** Begin Given records **
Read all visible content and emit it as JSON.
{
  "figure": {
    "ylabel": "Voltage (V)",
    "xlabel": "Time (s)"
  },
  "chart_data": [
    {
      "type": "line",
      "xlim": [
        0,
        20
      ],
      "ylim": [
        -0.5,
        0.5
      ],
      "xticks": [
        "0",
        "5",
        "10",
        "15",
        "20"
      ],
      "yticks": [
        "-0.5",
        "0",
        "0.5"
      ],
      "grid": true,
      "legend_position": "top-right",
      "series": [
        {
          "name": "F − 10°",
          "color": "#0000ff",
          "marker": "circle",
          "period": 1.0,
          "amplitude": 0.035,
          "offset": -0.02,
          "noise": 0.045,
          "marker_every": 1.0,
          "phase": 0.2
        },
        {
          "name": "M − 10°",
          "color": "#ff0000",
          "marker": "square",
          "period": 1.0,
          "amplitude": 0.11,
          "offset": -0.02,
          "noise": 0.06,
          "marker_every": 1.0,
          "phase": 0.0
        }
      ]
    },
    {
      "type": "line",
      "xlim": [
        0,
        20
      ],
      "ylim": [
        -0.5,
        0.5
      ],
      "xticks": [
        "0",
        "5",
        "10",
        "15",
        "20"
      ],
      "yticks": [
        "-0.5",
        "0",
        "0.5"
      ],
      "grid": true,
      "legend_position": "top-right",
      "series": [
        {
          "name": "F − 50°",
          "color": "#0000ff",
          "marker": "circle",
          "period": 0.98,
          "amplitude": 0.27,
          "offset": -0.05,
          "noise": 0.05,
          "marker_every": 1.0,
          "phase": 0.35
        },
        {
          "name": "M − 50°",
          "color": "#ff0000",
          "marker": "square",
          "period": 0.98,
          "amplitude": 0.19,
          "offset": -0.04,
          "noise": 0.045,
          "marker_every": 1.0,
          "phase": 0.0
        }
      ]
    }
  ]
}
** End Given records **
Aim of the exercise ->
Print all of the entries exactly as they appear.

Full response ->
Read all visible content and emit it as JSON.
{
  "figure": {
    "ylabel": "Voltage (V)",
    "xlabel": "Time (s)"
  },
  "chart_data": [
    {
      "type": "line",
      "xlim": [
        0,
        20
      ],
      "ylim": [
        -0.5,
        0.5
      ],
      "xticks": [
        "0",
        "5",
        "10",
        "15",
        "20"
      ],
      "yticks": [
        "-0.5",
        "0",
        "0.5"
      ],
      "grid": true,
      "legend_position": "top-right",
      "series": [
        {
          "name": "F − 10°",
          "color": "#0000ff",
          "marker": "circle",
          "period": 1.0,
          "amplitude": 0.035,
          "offset": -0.02,
          "noise": 0.045,
          "marker_every": 1.0,
          "phase": 0.2
        },
        {
          "name": "M − 10°",
          "color": "#ff0000",
          "marker": "square",
          "period": 1.0,
          "amplitude": 0.11,
          "offset": -0.02,
          "noise": 0.06,
          "marker_every": 1.0,
          "phase": 0.0
        }
      ]
    },
    {
      "type": "line",
      "xlim": [
        0,
        20
      ],
      "ylim": [
        -0.5,
        0.5
      ],
      "xticks": [
        "0",
        "5",
        "10",
        "15",
        "20"
      ],
      "yticks": [
        "-0.5",
        "0",
        "0.5"
      ],
      "grid": true,
      "legend_position": "top-right",
      "series": [
        {
          "name": "F − 50°",
          "color": "#0000ff",
          "marker": "circle",
          "period": 0.98,
          "amplitude": 0.27,
          "offset": -0.05,
          "noise": 0.05,
          "marker_every": 1.0,
          "phase": 0.35
        },
        {
          "name": "M − 50°",
          "color": "#ff0000",
          "marker": "square",
          "period": 0.98,
          "amplitude": 0.19,
          "offset": -0.04,
          "noise": 0.045,
          "marker_every": 1.0,
          "phase": 0.0
        }
      ]
    }
  ]
}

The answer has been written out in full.